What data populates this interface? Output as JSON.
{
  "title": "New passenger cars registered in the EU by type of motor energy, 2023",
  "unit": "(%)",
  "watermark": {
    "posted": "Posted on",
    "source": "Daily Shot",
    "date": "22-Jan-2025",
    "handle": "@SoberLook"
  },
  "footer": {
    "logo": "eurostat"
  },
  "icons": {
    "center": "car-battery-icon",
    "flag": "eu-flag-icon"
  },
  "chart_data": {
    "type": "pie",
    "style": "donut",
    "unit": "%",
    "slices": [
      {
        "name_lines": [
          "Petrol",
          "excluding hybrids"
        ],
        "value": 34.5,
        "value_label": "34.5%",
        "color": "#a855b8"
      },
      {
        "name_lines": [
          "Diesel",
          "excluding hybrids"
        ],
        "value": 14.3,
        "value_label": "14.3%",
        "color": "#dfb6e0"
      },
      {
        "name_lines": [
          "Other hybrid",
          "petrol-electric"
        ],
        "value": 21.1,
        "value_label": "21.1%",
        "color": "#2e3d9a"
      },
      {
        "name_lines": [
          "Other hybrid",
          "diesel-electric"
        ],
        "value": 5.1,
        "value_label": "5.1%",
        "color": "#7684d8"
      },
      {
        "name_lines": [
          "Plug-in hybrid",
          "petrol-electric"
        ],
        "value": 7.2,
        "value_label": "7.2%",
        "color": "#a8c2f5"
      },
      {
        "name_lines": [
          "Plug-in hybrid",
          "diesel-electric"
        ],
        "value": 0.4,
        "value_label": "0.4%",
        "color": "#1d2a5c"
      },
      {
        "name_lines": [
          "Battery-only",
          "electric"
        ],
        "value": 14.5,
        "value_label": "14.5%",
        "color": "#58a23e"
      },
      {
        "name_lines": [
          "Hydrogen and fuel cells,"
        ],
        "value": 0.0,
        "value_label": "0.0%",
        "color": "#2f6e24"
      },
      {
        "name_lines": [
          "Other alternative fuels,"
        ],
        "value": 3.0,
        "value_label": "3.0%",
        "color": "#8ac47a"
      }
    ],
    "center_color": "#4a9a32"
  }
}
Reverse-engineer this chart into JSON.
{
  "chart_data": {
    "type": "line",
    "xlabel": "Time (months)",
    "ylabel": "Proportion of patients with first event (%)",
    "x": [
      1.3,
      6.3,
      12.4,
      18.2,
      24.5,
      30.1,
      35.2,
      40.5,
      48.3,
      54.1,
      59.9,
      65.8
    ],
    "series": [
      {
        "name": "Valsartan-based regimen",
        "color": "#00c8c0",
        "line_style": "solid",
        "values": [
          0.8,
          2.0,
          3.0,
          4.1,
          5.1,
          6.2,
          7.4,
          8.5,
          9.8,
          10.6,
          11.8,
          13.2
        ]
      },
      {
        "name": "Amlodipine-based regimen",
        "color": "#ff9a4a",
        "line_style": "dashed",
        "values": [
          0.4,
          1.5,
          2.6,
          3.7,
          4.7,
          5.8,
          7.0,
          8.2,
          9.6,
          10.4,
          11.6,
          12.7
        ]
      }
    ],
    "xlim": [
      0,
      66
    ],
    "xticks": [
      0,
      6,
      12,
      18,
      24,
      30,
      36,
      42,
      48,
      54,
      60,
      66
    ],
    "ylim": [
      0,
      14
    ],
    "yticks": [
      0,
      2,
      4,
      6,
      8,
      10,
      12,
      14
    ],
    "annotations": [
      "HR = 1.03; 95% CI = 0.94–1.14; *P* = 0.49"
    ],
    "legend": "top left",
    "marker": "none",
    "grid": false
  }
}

····················

Try it: Show every line of the data that includes the string "this".

Task output:
What data populates this interface? Output as JSON.
Reverse-engineer this chart into JSON.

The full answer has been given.